The task: Output the items verbatim, from the start through the line containing "- more-notifications-dot: [168, 961, 174, 967]", including both ends.

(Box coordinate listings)
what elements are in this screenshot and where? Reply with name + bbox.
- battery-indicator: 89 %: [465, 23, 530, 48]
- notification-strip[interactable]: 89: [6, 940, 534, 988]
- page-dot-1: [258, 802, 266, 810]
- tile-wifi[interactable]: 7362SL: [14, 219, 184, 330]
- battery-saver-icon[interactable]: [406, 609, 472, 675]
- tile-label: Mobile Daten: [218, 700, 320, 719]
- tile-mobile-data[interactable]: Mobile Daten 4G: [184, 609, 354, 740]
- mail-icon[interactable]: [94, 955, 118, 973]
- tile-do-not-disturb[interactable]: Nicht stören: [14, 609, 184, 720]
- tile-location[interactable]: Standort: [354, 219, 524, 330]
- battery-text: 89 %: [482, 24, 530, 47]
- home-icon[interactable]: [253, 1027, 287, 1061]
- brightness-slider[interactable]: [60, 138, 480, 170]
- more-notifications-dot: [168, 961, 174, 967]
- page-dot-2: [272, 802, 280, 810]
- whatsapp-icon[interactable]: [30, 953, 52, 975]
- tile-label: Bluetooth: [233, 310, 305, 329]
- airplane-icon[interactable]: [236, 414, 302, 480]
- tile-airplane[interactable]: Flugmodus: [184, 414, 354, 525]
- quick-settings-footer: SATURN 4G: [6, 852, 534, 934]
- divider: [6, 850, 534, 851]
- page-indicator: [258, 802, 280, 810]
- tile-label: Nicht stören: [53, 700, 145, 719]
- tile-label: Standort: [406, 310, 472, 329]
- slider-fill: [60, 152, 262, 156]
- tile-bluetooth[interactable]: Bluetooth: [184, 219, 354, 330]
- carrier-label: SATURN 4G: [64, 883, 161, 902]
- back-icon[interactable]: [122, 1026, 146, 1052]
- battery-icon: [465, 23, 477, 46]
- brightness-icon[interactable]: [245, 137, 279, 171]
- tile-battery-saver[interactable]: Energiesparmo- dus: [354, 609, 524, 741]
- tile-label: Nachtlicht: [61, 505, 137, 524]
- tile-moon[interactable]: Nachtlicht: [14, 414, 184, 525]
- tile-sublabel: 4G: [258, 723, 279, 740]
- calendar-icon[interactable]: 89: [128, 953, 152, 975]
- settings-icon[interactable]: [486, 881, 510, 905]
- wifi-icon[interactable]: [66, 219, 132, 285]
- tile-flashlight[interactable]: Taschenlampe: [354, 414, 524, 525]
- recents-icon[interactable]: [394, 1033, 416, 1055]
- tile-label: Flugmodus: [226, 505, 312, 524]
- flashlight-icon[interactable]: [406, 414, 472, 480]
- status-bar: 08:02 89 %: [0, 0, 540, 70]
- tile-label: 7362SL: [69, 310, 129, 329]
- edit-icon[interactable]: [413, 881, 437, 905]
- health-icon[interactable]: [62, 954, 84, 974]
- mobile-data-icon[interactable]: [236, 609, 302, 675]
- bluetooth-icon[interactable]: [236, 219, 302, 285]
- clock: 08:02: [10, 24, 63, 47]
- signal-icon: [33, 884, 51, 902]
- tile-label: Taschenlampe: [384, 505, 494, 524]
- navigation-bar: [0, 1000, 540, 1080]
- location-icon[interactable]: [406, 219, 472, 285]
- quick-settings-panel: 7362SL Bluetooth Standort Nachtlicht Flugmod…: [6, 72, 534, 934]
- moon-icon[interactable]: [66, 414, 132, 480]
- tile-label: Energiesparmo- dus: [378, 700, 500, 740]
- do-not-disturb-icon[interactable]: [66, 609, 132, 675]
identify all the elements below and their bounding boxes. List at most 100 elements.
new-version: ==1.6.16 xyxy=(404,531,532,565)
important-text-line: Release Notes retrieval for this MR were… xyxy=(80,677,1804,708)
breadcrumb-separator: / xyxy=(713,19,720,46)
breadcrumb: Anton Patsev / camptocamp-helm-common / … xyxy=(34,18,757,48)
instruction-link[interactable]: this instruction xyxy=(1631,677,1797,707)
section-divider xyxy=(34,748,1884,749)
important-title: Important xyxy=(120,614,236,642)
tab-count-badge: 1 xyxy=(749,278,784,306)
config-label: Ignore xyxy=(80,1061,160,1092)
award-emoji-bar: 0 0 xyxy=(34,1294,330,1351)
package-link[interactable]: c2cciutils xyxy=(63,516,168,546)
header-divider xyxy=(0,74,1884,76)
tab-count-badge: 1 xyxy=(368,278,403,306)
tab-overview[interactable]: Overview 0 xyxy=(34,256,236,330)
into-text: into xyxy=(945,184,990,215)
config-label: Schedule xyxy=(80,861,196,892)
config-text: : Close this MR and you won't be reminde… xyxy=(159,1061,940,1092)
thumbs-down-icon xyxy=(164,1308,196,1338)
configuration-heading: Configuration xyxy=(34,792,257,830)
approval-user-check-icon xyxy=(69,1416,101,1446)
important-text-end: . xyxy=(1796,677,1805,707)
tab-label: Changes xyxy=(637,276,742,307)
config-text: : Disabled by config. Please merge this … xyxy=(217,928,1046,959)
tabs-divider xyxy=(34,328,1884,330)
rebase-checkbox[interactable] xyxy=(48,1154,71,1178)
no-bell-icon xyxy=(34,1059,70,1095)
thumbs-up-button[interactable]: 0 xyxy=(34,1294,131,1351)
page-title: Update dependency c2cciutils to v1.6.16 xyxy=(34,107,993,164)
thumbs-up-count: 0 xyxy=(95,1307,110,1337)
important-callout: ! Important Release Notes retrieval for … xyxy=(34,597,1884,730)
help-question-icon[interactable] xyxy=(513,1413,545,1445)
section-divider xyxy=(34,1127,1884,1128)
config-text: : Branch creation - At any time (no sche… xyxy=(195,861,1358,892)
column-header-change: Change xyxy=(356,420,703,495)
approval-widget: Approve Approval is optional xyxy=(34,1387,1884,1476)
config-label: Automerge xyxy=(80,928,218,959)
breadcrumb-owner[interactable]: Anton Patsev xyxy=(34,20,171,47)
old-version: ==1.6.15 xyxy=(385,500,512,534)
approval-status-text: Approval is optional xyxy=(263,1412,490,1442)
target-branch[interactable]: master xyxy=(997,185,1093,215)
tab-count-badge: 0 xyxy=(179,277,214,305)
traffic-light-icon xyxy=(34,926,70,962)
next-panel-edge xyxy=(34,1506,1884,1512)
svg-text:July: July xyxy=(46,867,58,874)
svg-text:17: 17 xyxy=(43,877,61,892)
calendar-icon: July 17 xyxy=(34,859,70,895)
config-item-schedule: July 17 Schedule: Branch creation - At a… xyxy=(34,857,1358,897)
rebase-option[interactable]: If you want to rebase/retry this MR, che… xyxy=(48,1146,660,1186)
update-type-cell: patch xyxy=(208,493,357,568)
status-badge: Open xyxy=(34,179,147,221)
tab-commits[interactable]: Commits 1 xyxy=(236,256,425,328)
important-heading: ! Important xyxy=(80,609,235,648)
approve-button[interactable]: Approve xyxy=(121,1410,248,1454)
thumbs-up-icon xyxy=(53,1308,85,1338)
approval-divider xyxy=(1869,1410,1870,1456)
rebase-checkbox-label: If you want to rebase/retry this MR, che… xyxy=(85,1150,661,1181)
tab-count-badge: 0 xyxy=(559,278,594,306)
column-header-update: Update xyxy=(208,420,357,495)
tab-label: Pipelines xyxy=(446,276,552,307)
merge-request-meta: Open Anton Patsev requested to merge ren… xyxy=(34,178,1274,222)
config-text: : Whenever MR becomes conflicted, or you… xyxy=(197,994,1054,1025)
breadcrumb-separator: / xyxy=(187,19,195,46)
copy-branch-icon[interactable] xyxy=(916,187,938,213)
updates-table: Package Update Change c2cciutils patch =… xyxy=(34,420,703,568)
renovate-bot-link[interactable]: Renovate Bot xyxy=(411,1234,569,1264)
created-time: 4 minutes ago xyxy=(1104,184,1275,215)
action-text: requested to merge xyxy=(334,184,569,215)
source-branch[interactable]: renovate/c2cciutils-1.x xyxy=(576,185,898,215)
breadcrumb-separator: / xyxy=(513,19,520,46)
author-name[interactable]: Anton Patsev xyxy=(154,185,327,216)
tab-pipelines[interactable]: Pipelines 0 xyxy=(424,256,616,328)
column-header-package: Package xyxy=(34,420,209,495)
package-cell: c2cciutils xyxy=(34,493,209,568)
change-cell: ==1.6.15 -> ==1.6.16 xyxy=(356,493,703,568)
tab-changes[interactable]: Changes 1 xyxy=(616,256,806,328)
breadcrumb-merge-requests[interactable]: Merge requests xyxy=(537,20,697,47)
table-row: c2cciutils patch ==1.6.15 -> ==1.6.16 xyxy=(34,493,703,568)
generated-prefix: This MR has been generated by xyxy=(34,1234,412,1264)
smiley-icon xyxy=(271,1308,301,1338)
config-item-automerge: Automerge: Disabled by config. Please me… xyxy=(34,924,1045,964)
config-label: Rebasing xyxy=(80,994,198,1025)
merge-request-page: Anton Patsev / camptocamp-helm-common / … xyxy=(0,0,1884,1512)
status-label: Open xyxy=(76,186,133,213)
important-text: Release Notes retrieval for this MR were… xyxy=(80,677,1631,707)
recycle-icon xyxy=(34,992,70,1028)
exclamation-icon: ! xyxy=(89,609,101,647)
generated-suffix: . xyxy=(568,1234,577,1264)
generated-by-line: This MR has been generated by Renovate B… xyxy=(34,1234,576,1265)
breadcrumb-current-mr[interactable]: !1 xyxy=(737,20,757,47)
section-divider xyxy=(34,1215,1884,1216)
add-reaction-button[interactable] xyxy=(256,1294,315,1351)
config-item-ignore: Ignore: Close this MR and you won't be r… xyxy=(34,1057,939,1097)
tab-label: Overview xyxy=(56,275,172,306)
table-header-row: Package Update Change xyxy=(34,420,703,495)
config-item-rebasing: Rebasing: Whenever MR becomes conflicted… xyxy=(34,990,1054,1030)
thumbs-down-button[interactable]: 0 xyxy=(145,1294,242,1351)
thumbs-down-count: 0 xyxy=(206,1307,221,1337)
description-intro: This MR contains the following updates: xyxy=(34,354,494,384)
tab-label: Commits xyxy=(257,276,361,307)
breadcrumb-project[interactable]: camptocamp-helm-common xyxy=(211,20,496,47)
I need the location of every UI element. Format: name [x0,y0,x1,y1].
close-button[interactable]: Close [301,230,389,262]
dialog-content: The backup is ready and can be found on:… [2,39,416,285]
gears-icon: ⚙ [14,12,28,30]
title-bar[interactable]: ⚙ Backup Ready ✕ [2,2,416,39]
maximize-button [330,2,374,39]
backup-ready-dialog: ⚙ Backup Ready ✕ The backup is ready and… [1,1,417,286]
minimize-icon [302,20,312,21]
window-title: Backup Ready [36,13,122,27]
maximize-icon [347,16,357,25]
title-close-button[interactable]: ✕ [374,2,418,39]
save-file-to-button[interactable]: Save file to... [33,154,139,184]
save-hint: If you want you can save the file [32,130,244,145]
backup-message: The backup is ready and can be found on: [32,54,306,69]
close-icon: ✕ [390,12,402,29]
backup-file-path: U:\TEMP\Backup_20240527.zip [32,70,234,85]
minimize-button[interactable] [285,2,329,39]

Correct result:
what elements are in this screenshot and where? Reply with name + bbox.
- battery-indicator: 89 %: [465, 23, 530, 48]
- notification-strip[interactable]: 89: [6, 940, 534, 988]
- page-dot-1: [258, 802, 266, 810]
- tile-wifi[interactable]: 7362SL: [14, 219, 184, 330]
- battery-saver-icon[interactable]: [406, 609, 472, 675]
- tile-label: Mobile Daten: [218, 700, 320, 719]
- tile-mobile-data[interactable]: Mobile Daten 4G: [184, 609, 354, 740]
- mail-icon[interactable]: [94, 955, 118, 973]
- tile-do-not-disturb[interactable]: Nicht stören: [14, 609, 184, 720]
- tile-location[interactable]: Standort: [354, 219, 524, 330]
- battery-text: 89 %: [482, 24, 530, 47]
- home-icon[interactable]: [253, 1027, 287, 1061]
- brightness-slider[interactable]: [60, 138, 480, 170]
- more-notifications-dot: [168, 961, 174, 967]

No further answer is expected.